Could you copy out, word for word, every line in the items below from the line with "- x-axis-ticks: 2002/2003" to the line with "- bar-2012-2013: [865, 75, 888, 333]", including both of those lines?

-- begin --

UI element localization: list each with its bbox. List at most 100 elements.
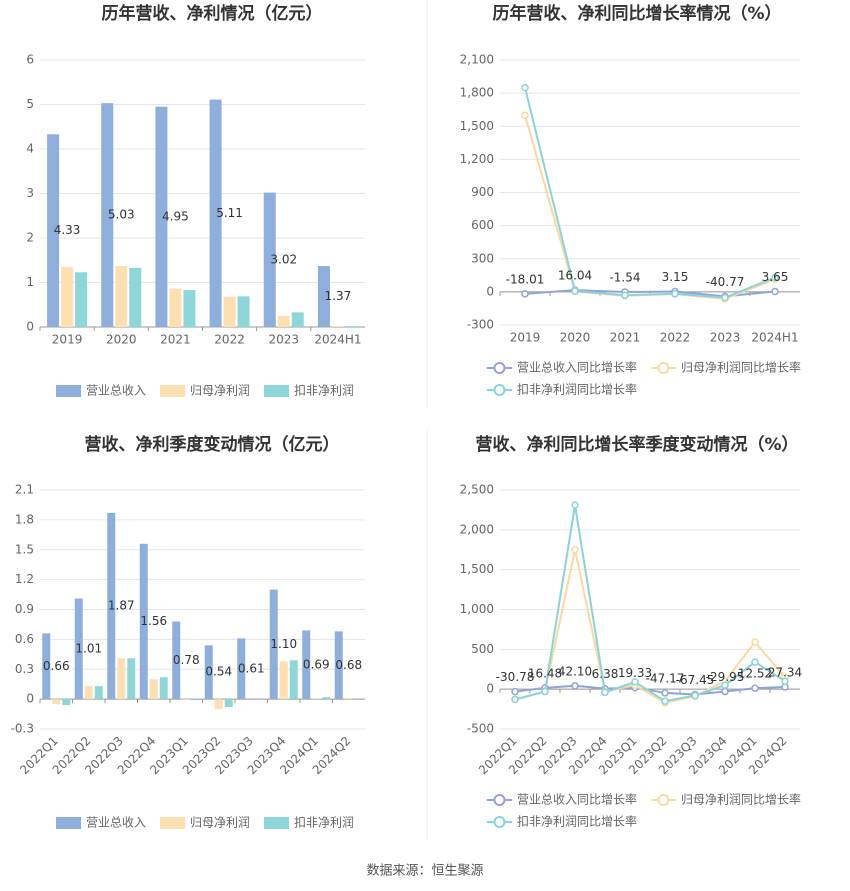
bar: [237, 296, 250, 327]
point: [751, 684, 759, 692]
point: [521, 290, 529, 298]
bar: [139, 543, 148, 700]
bar: [127, 658, 136, 700]
data-label: -30.78: [496, 670, 535, 684]
legend-swatch: [160, 385, 185, 397]
point: [571, 546, 579, 554]
legend-swatch: [264, 817, 289, 829]
legend-swatch: [493, 816, 506, 828]
y-tick-label: 1,800: [460, 86, 494, 100]
y-tick-label: 0.6: [15, 632, 34, 646]
x-tick-label: 2024H1: [314, 333, 361, 347]
data-label: -40.77: [706, 275, 745, 289]
source: 数据来源：恒生聚源: [366, 864, 483, 879]
bar: [159, 677, 168, 700]
bar: [74, 598, 83, 700]
bar: [47, 134, 60, 327]
data-label: 0.66: [43, 659, 70, 673]
y-tick-label: 4: [26, 142, 34, 156]
data-label: -29.95: [706, 670, 745, 684]
bar: [344, 698, 353, 700]
data-label: 1.01: [75, 641, 102, 655]
point: [571, 682, 579, 690]
bar: [182, 699, 191, 701]
point: [661, 697, 669, 705]
bar: [277, 315, 290, 327]
bar: [214, 699, 223, 710]
legend-swatch: [657, 794, 670, 806]
bar: [149, 679, 158, 700]
data-label: 5.11: [216, 206, 243, 220]
bar: [183, 290, 196, 327]
legend-swatch: [493, 362, 506, 374]
bar: [94, 686, 103, 700]
data-label: 16.48: [528, 666, 562, 680]
data-label: 4.33: [54, 223, 81, 237]
x-tick-label: 2021: [160, 333, 191, 347]
data-label: 0.69: [303, 657, 330, 671]
point: [571, 287, 579, 295]
y-tick-label: 1.8: [15, 512, 34, 526]
legend-label: 归母净利润同比增长率: [681, 792, 801, 807]
line: [524, 87, 776, 299]
y-tick-label: 2,100: [460, 53, 494, 67]
data-label: 0.61: [238, 661, 265, 675]
bar: [107, 512, 116, 700]
legend-label: 归母净利润: [190, 384, 250, 398]
y-tick-label: 0: [486, 682, 494, 696]
x-tick-label: 2023: [268, 333, 299, 347]
point: [751, 658, 759, 666]
data-label: -47.17: [646, 671, 685, 685]
y-tick-label: -0.3: [11, 722, 34, 736]
y-tick-label: 1.5: [15, 542, 34, 556]
data-label: 0.54: [205, 665, 232, 679]
line: [514, 549, 786, 704]
line: [514, 684, 786, 696]
bar: [322, 697, 331, 700]
legend-label: 扣非净利润同比增长率: [517, 382, 637, 397]
legend-swatch: [264, 385, 289, 397]
y-tick-label: 1,500: [460, 562, 494, 576]
bar: [289, 660, 298, 700]
data-label: 1.87: [108, 599, 135, 613]
legend-label: 营业总收入: [86, 384, 146, 398]
data-label: 6.38: [592, 667, 619, 681]
point: [541, 687, 549, 696]
data-label: 3.15: [662, 270, 689, 284]
point: [771, 273, 779, 282]
point: [631, 678, 639, 686]
bar: [331, 326, 344, 327]
legend-label: 营业总收入: [86, 816, 146, 830]
bar: [345, 326, 358, 327]
bar: [279, 661, 288, 700]
point: [691, 691, 699, 700]
bar: [42, 633, 51, 700]
legend-swatch: [657, 362, 670, 374]
legend-label: 营业总收入同比增长率: [517, 792, 637, 807]
point: [521, 111, 529, 119]
point: [771, 287, 779, 296]
bar: [317, 266, 330, 327]
legend-swatch: [493, 794, 506, 806]
y-tick-label: 2,000: [460, 522, 494, 536]
data-label: 3.02: [270, 252, 297, 266]
bar: [192, 699, 201, 701]
legend-label: 扣非净利润: [294, 384, 354, 398]
point: [781, 677, 789, 685]
y-tick-label: 2,500: [460, 483, 494, 497]
bar: [155, 106, 168, 327]
y-tick-label: 2.1: [15, 483, 34, 497]
bar: [209, 99, 222, 327]
y-tick-label: 1,200: [460, 152, 494, 166]
legend-label: 扣非净利润同比增长率: [517, 814, 637, 829]
bar: [115, 266, 128, 327]
bar: [223, 296, 236, 327]
y-tick-label: 1.2: [15, 572, 34, 586]
bar: [334, 631, 343, 700]
y-tick-label: 3: [26, 186, 34, 200]
point: [511, 687, 519, 696]
y-tick-label: 900: [471, 185, 494, 199]
legend-swatch: [160, 817, 185, 829]
y-tick-label: 1,000: [460, 602, 494, 616]
data-label: -1.54: [609, 271, 640, 285]
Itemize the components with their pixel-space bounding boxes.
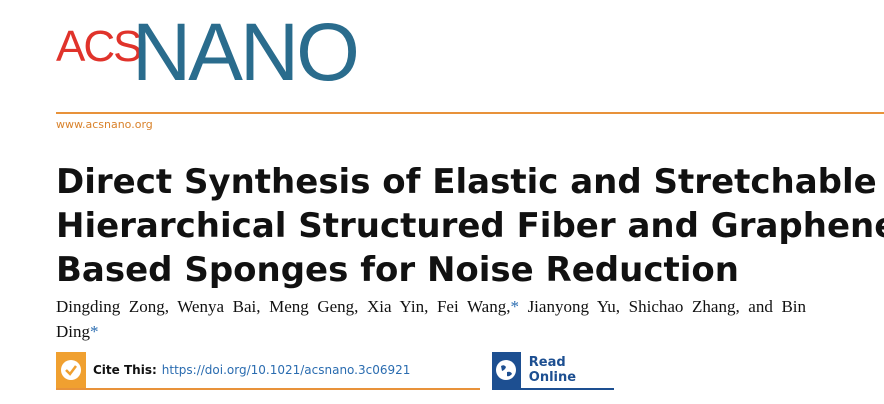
corresponding-mark[interactable]: *	[510, 297, 519, 316]
journal-url[interactable]: www.acsnano.org	[56, 118, 153, 131]
article-title: Direct Synthesis of Elastic and Stretcha…	[56, 160, 884, 292]
cite-icon	[56, 352, 86, 388]
logo-nano: NANO	[132, 7, 360, 98]
cite-bar: Cite This: https://doi.org/10.1021/acsna…	[56, 352, 480, 390]
check-icon	[61, 360, 81, 380]
doi-link[interactable]: https://doi.org/10.1021/acsnano.3c06921	[161, 363, 411, 377]
author-list: Dingding Zong, Wenya Bai, Meng Geng, Xia…	[56, 294, 806, 344]
title-line: Hierarchical Structured Fiber and Graphe…	[56, 206, 884, 246]
title-line: Direct Synthesis of Elastic and Stretcha…	[56, 162, 877, 202]
globe	[496, 360, 517, 380]
globe-icon	[492, 352, 521, 388]
header-rule	[56, 112, 884, 114]
authors: Jianyong Yu, Shichao Zhang, and Bin Ding	[56, 297, 807, 341]
title-line: Based Sponges for Noise Reduction	[56, 250, 739, 290]
read-online[interactable]: Read Online	[492, 352, 614, 390]
read-online-label[interactable]: Read Online	[528, 355, 577, 385]
corresponding-mark[interactable]: *	[90, 322, 99, 341]
cite-label: Cite This:	[93, 363, 157, 377]
logo-acs: ACS	[56, 22, 142, 71]
authors: Dingding Zong, Wenya Bai, Meng Geng, Xia…	[56, 297, 511, 316]
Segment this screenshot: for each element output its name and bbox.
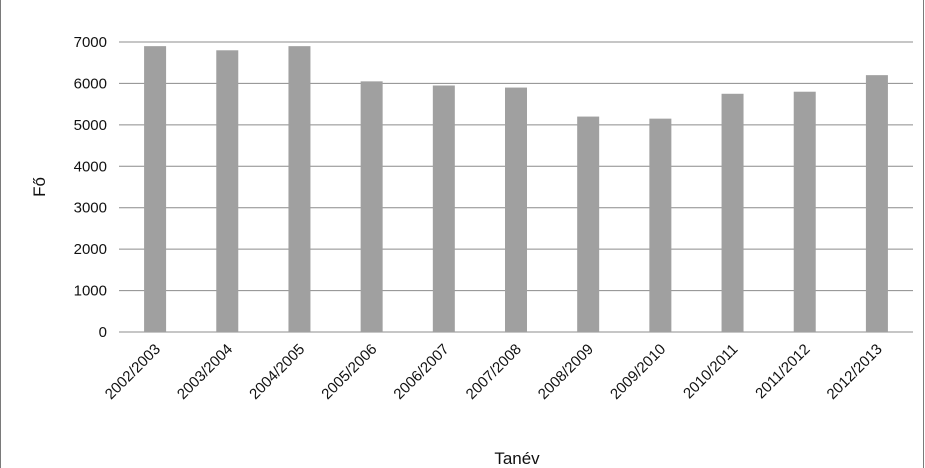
- x-axis-ticks: 2002/2003 2003/2004 2004/2005 2005/2006 2006…: [102, 341, 886, 403]
- x-tick-label: 2009/2010: [607, 341, 669, 403]
- y-tick-label: 2000: [74, 241, 107, 258]
- x-axis-label: Tanév: [494, 449, 540, 468]
- bar-2005-2006: [360, 81, 383, 332]
- x-tick-label: 2005/2006: [318, 341, 380, 403]
- y-tick-label: 0: [99, 324, 107, 341]
- x-tick-label: 2011/2012: [752, 341, 813, 402]
- bar-2002-2003: [144, 46, 167, 333]
- bar-2010-2011: [721, 93, 744, 333]
- y-tick-label: 1000: [74, 283, 107, 300]
- y-axis-ticks: 0 1000 2000 3000 4000 5000 6000 7000: [74, 34, 107, 341]
- y-axis-label: Fő: [30, 177, 49, 197]
- y-tick-label: 5000: [74, 117, 107, 134]
- bar-2003-2004: [216, 50, 239, 333]
- bar-2004-2005: [288, 46, 311, 333]
- x-tick-label: 2012/2013: [824, 341, 886, 403]
- y-tick-label: 4000: [74, 158, 107, 175]
- bar-2012-2013: [865, 75, 888, 333]
- x-tick-label: 2006/2007: [390, 341, 452, 403]
- x-tick-label: 2007/2008: [463, 341, 525, 403]
- x-tick-label: 2004/2005: [246, 341, 308, 403]
- x-tick-label: 2003/2004: [174, 341, 236, 403]
- y-tick-label: 3000: [74, 200, 107, 217]
- bar-2008-2009: [577, 116, 600, 332]
- y-tick-label: 7000: [74, 34, 107, 51]
- x-tick-label: 2008/2009: [535, 341, 597, 403]
- bar-2006-2007: [432, 85, 455, 332]
- x-tick-label: 2010/2011: [680, 341, 741, 402]
- bar-2007-2008: [505, 87, 527, 332]
- bar-2011-2012: [793, 91, 816, 332]
- bars: [144, 46, 888, 333]
- bar-2009-2010: [649, 118, 672, 333]
- y-tick-label: 6000: [74, 75, 107, 92]
- x-tick-label: 2002/2003: [102, 341, 164, 403]
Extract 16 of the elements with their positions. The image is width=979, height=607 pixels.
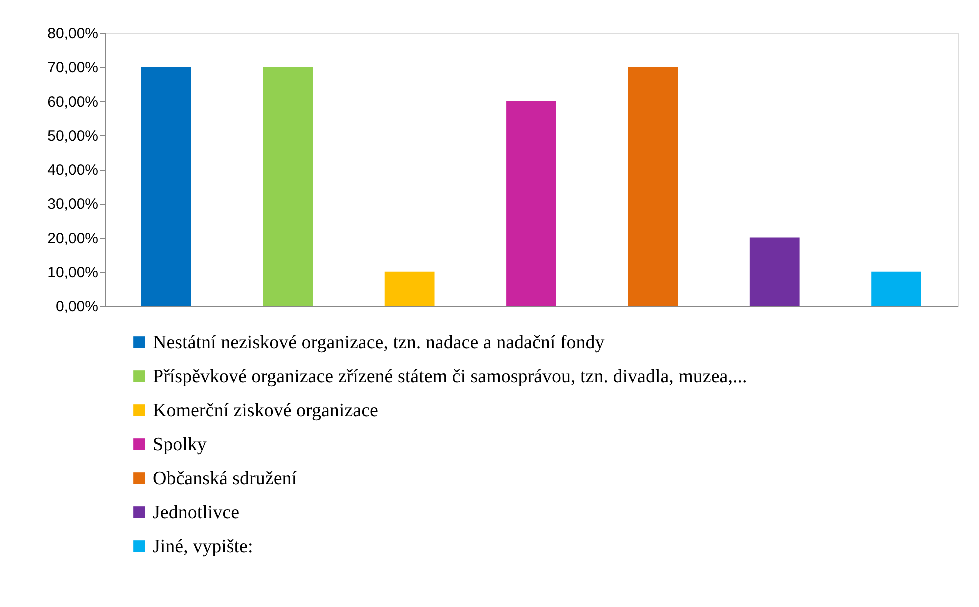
y-tick-label: 20,00% <box>48 230 98 248</box>
y-tick-label: 50,00% <box>48 128 98 145</box>
legend-label: Komerční ziskové organizace <box>153 400 378 422</box>
y-tick-label: 60,00% <box>48 94 98 111</box>
y-tick-label: 10,00% <box>48 264 98 282</box>
y-tick-label: 80,00% <box>48 26 98 42</box>
y-tick-label: 40,00% <box>48 162 98 179</box>
legend-label: Příspěvkové organizace zřízené státem či samosprávou, tzn. divadla, muzea,... <box>153 366 748 388</box>
y-tick-label: 70,00% <box>48 60 98 77</box>
y-tick-label: 30,00% <box>48 196 98 214</box>
legend-label: Občanská sdružení <box>153 468 298 490</box>
legend-label: Nestátní neziskové organizace, tzn. nadace a nadační fondy <box>153 332 606 354</box>
legend-label: Jiné, vypište: <box>153 536 254 558</box>
legend-label: Jednotlivce <box>153 502 240 524</box>
y-tick-label: 0,00% <box>56 298 98 316</box>
legend-label: Spolky <box>153 434 208 456</box>
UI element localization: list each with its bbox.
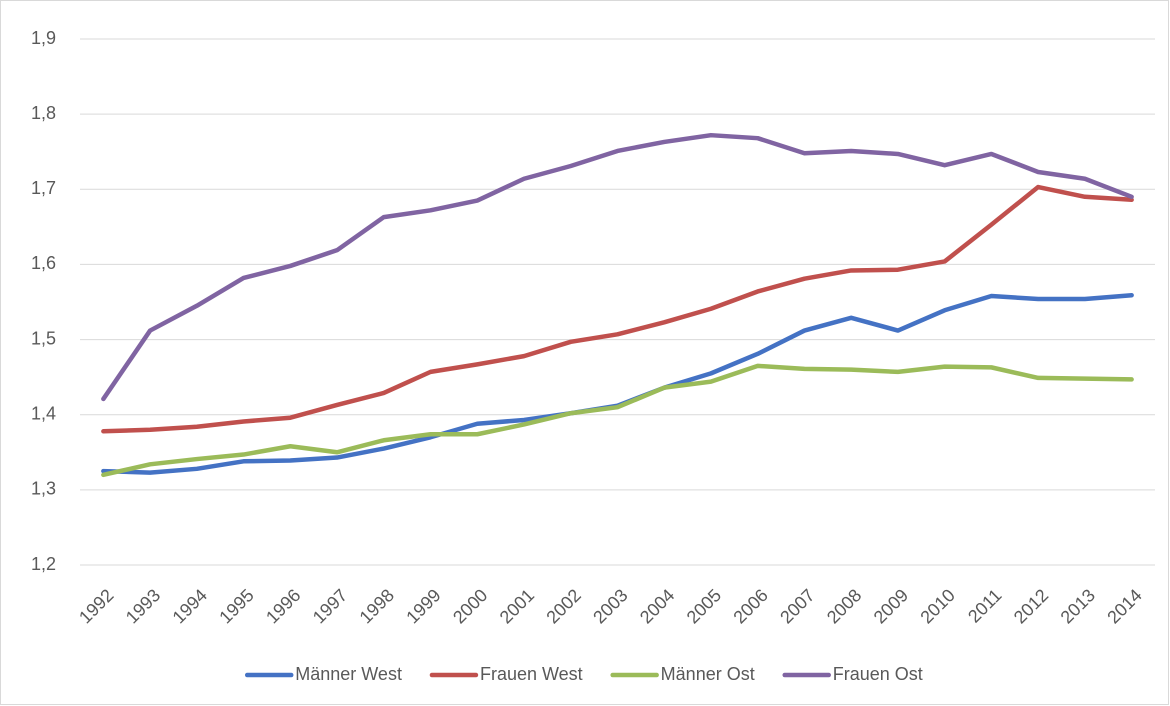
y-tick-label: 1,5 — [31, 328, 56, 348]
y-tick-label: 1,3 — [31, 479, 56, 499]
series-line — [101, 184, 1134, 434]
y-tick-label: 1,2 — [31, 554, 56, 574]
legend-label: Frauen West — [480, 664, 583, 684]
y-tick-label: 1,7 — [31, 178, 56, 198]
y-tick-label: 1,8 — [31, 103, 56, 123]
legend-label: Männer Ost — [661, 664, 755, 684]
y-tick-label: 1,9 — [31, 28, 56, 48]
y-tick-label: 1,6 — [31, 253, 56, 273]
legend-label: Männer West — [295, 664, 402, 684]
legend-label: Frauen Ost — [833, 664, 923, 684]
series-line — [101, 363, 1134, 478]
series-line — [101, 132, 1134, 402]
y-tick-label: 1,4 — [31, 403, 56, 423]
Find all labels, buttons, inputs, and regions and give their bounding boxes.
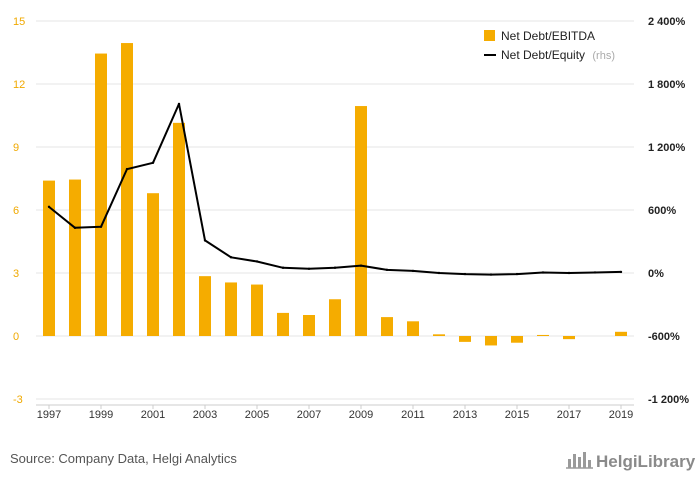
point-net-debt-equity — [151, 161, 155, 164]
legend-label-net-debt-ebitda: Net Debt/EBITDA — [501, 29, 595, 43]
right-axis-tick-label: 0% — [648, 268, 664, 280]
x-axis-tick-label: 1997 — [37, 409, 61, 421]
legend-label-net-debt-equity: Net Debt/Equity (rhs) — [501, 48, 615, 62]
bar-net-debt-ebitda — [199, 276, 211, 336]
left-axis-tick-label: 0 — [13, 331, 19, 343]
point-net-debt-equity — [307, 267, 311, 270]
right-axis-tick-label: -1 200% — [648, 394, 689, 406]
tick-layer: 15 12 9 6 3 0 -3 2 400% 1 800% 1 200% 600% 0% -600% -… — [13, 16, 689, 421]
x-axis-tick-label: 2013 — [453, 409, 477, 421]
bar-net-debt-ebitda — [563, 336, 575, 340]
x-axis-tick-label: 2019 — [609, 409, 633, 421]
point-net-debt-equity — [47, 205, 51, 209]
right-axis-tick-label: 1 200% — [648, 142, 686, 154]
bar-net-debt-ebitda — [511, 336, 523, 343]
bar-net-debt-ebitda — [537, 334, 549, 336]
x-axis-tick-label: 1999 — [89, 409, 113, 421]
bar-net-debt-ebitda — [407, 321, 419, 336]
axis-layer — [36, 404, 634, 409]
point-net-debt-equity — [255, 260, 259, 263]
right-axis-tick-label: -600% — [648, 331, 680, 343]
x-axis-tick-label: 2015 — [505, 409, 529, 421]
right-axis-tick-label: 600% — [648, 205, 676, 217]
bar-net-debt-ebitda — [355, 106, 367, 336]
right-axis-tick-label: 2 400% — [648, 16, 686, 28]
bar-net-debt-ebitda — [251, 284, 263, 336]
x-axis-tick-label: 2005 — [245, 409, 269, 421]
point-net-debt-equity — [541, 271, 545, 274]
x-axis-tick-label: 2011 — [401, 409, 425, 421]
bar-net-debt-ebitda — [433, 334, 445, 336]
bar-layer — [43, 43, 627, 346]
bar-net-debt-ebitda — [277, 312, 289, 336]
left-axis-tick-label: 3 — [13, 268, 19, 280]
point-net-debt-equity — [73, 226, 77, 230]
bar-net-debt-ebitda — [329, 299, 341, 336]
bar-net-debt-ebitda — [485, 336, 497, 346]
bar-net-debt-ebitda — [173, 122, 185, 336]
brand-name: HelgiLibrary — [596, 452, 696, 471]
point-net-debt-equity — [281, 266, 285, 269]
x-axis-tick-label: 2017 — [557, 409, 581, 421]
helgi-library-logo[interactable]: HelgiLibrary — [566, 452, 696, 471]
legend-swatch-net-debt-ebitda — [484, 30, 495, 41]
x-axis-tick-label: 2003 — [193, 409, 217, 421]
point-net-debt-equity — [203, 239, 207, 242]
point-net-debt-equity — [229, 256, 233, 259]
point-net-debt-equity — [385, 268, 389, 272]
point-net-debt-equity — [463, 272, 467, 276]
bar-net-debt-ebitda — [69, 179, 81, 336]
x-axis-tick-label: 2009 — [349, 409, 373, 421]
bar-net-debt-ebitda — [121, 43, 133, 337]
bar-net-debt-ebitda — [303, 315, 315, 336]
left-axis-tick-label: 12 — [13, 79, 25, 91]
right-axis-tick-label: 1 800% — [648, 79, 686, 91]
bar-net-debt-ebitda — [615, 331, 627, 336]
point-net-debt-equity — [567, 271, 571, 275]
legend-label-net-debt-equity-name: Net Debt/Equity — [501, 48, 585, 62]
bar-net-debt-ebitda — [147, 193, 159, 336]
bar-net-debt-ebitda — [43, 180, 55, 336]
bar-chart-logo-icon — [566, 452, 593, 469]
point-net-debt-equity — [593, 271, 597, 274]
left-axis-tick-label: 6 — [13, 205, 19, 217]
point-net-debt-equity — [125, 167, 129, 171]
legend[interactable]: Net Debt/EBITDA Net Debt/Equity (rhs) — [484, 29, 615, 62]
bar-net-debt-ebitda — [381, 317, 393, 336]
left-axis-tick-label: 9 — [13, 142, 19, 154]
point-net-debt-equity — [489, 273, 493, 276]
bar-net-debt-ebitda — [95, 53, 107, 337]
point-net-debt-equity — [99, 225, 103, 228]
x-axis-tick-label: 2007 — [297, 409, 321, 421]
point-net-debt-equity — [515, 272, 519, 276]
line-layer — [47, 102, 623, 276]
bar-net-debt-ebitda — [225, 282, 237, 336]
point-net-debt-equity — [333, 266, 337, 269]
point-net-debt-equity — [619, 270, 623, 274]
point-net-debt-equity — [359, 264, 363, 267]
left-axis-tick-label: 15 — [13, 16, 25, 28]
legend-label-rhs: (rhs) — [592, 50, 615, 62]
point-net-debt-equity — [177, 102, 181, 106]
source-note: Source: Company Data, Helgi Analytics — [10, 451, 237, 466]
point-net-debt-equity — [411, 269, 415, 273]
point-net-debt-equity — [437, 271, 441, 275]
bar-net-debt-ebitda — [459, 336, 471, 342]
x-axis-tick-label: 2001 — [141, 409, 165, 421]
left-axis-tick-label: -3 — [13, 394, 23, 406]
line-net-debt-equity — [48, 102, 622, 276]
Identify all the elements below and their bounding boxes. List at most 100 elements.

-- end --

> _WRITTEN SOLUTION_:
- x-axis-ticks: 2002/2003 2003/2004 2004/2005 2005/2006 2006…: [102, 341, 886, 403]
- x-tick-label: 2009/2010: [607, 341, 669, 403]
- y-tick-label: 2000: [74, 241, 107, 258]
- x-axis-label: Tanév: [494, 449, 540, 468]
- bar-2005-2006: [360, 81, 383, 332]
- x-tick-label: 2005/2006: [318, 341, 380, 403]
- y-tick-label: 0: [99, 324, 107, 341]
- x-tick-label: 2011/2012: [752, 341, 813, 402]
- bar-2002-2003: [144, 46, 167, 333]
- bar-2010-2011: [721, 93, 744, 333]
- y-tick-label: 1000: [74, 283, 107, 300]
- y-axis-ticks: 0 1000 2000 3000 4000 5000 6000 7000: [74, 34, 107, 341]
- y-axis-label: Fő: [30, 177, 49, 197]
- y-tick-label: 5000: [74, 117, 107, 134]
- bar-2003-2004: [216, 50, 239, 333]
- bar-2004-2005: [288, 46, 311, 333]
- x-tick-label: 2012/2013: [824, 341, 886, 403]
- y-tick-label: 4000: [74, 158, 107, 175]
- bar-2012-2013: [865, 75, 888, 333]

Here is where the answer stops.